* [Task prompt]: In the data below, find every line that has the string "TradingView", and copy it.

* [Provided information]:
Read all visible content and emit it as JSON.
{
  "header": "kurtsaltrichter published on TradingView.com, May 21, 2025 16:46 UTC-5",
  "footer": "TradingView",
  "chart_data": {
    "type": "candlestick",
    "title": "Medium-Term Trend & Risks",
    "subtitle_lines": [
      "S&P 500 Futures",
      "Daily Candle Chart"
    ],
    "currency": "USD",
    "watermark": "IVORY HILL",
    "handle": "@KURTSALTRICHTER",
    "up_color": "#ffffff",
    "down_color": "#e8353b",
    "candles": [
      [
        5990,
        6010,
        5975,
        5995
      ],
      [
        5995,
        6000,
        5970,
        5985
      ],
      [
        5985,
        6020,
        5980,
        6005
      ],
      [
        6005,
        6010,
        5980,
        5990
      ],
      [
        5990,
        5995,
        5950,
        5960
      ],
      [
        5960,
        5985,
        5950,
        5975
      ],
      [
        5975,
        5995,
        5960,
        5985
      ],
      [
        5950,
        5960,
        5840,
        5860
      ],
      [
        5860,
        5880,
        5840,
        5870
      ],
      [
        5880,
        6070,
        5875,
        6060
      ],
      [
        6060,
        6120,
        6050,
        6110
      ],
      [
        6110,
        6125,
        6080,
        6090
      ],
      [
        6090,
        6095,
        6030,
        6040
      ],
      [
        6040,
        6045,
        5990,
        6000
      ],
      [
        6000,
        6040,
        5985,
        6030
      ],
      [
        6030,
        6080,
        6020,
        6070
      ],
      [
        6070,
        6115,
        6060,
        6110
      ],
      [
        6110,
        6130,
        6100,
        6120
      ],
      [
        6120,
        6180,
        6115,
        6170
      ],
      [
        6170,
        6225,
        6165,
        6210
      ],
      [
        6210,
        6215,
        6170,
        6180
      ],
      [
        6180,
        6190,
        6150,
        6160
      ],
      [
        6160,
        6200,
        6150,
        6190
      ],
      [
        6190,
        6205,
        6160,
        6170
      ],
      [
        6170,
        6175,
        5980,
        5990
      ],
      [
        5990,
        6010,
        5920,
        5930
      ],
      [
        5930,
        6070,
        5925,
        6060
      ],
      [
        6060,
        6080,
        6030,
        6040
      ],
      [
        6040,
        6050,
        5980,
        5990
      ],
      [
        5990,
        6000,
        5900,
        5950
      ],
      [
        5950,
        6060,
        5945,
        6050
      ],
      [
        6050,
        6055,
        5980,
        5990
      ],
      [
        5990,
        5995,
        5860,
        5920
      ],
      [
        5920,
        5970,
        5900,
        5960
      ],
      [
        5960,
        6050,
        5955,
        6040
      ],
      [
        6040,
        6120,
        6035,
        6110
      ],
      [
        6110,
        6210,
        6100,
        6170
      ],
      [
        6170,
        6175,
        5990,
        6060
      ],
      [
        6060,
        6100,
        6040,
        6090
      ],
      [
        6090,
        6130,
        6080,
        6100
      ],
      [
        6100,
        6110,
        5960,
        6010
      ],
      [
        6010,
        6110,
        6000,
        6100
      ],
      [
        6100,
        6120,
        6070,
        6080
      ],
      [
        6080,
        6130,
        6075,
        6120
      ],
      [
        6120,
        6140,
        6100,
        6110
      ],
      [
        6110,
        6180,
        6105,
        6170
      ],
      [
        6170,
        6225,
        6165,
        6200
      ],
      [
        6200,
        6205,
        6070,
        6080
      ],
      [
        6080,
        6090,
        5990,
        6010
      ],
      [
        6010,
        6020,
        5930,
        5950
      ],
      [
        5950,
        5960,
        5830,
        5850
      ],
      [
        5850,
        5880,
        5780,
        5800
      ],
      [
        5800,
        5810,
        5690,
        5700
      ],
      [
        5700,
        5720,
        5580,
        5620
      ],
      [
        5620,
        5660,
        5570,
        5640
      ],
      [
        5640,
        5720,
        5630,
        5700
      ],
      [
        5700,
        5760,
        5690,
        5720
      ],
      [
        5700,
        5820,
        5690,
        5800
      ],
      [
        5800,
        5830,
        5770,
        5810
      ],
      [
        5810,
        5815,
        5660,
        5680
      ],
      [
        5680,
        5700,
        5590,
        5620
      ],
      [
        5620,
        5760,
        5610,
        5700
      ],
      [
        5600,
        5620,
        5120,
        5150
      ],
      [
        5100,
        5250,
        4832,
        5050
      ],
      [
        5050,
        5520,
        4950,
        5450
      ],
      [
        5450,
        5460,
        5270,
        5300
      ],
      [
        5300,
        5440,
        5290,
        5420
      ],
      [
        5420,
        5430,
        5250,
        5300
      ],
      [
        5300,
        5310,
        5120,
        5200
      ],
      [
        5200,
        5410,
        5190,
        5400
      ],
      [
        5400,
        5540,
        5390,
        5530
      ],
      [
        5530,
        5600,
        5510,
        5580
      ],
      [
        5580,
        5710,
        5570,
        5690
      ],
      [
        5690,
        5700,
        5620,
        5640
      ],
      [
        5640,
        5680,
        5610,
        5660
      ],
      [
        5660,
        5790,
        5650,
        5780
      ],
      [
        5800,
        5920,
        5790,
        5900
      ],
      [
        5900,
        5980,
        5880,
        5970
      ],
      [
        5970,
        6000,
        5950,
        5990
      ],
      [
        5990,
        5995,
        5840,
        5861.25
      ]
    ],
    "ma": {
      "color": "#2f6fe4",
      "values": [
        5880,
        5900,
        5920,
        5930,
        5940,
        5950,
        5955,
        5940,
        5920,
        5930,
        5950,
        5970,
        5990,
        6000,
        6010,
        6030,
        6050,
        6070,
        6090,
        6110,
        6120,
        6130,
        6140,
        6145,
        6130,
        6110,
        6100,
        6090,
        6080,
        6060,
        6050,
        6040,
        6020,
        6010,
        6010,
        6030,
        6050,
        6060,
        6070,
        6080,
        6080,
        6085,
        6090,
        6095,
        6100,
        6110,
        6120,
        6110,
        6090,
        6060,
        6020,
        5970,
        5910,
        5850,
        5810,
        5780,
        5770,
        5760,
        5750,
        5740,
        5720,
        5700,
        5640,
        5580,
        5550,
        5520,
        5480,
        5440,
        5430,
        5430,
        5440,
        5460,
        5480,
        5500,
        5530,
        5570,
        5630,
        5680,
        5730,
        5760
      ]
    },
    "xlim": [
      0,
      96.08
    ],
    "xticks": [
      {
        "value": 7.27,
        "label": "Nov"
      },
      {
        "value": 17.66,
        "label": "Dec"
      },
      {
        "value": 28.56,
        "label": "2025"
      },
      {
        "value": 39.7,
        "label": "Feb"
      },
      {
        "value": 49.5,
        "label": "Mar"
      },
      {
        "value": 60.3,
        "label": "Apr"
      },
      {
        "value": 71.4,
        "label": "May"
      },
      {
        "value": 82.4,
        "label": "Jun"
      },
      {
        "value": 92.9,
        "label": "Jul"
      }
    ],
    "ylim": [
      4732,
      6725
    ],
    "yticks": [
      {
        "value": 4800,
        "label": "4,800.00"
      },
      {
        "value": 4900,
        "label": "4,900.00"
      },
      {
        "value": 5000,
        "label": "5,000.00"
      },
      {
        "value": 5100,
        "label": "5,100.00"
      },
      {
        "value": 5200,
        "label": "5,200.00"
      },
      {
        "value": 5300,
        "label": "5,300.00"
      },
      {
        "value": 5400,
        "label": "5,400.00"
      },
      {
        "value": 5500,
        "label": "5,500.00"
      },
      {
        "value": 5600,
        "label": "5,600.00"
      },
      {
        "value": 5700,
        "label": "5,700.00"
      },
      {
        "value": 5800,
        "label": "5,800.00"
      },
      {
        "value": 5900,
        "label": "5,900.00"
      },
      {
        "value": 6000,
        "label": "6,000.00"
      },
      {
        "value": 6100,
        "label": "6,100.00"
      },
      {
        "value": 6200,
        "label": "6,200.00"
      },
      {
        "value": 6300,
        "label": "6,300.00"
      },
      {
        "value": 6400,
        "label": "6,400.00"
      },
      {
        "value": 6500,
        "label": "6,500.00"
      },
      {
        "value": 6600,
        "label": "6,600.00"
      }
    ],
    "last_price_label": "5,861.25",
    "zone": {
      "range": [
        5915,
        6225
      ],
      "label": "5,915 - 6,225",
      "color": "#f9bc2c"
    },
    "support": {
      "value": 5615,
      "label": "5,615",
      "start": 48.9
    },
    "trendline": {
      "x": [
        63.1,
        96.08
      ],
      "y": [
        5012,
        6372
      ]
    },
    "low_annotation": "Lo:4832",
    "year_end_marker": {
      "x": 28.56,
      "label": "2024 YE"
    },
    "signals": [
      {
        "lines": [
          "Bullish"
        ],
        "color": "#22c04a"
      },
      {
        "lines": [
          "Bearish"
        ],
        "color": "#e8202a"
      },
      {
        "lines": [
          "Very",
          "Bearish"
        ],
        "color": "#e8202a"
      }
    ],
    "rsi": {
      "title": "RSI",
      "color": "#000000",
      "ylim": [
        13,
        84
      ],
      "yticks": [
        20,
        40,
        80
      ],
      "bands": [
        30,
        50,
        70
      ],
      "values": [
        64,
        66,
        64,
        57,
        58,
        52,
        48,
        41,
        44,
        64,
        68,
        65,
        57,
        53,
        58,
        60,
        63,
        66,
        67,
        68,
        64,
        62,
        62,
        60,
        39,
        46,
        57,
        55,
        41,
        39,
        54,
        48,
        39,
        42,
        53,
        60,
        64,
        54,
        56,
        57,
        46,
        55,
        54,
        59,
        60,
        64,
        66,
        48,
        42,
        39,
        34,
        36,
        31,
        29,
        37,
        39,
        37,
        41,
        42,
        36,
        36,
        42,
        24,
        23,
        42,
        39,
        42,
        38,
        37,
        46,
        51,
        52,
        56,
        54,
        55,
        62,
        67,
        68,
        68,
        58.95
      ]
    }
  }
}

* [Answer to this task]:
  "header": "kurtsaltrichter published on TradingView.com, May 21, 2025 16:46 UTC-5",
  "footer": "TradingView",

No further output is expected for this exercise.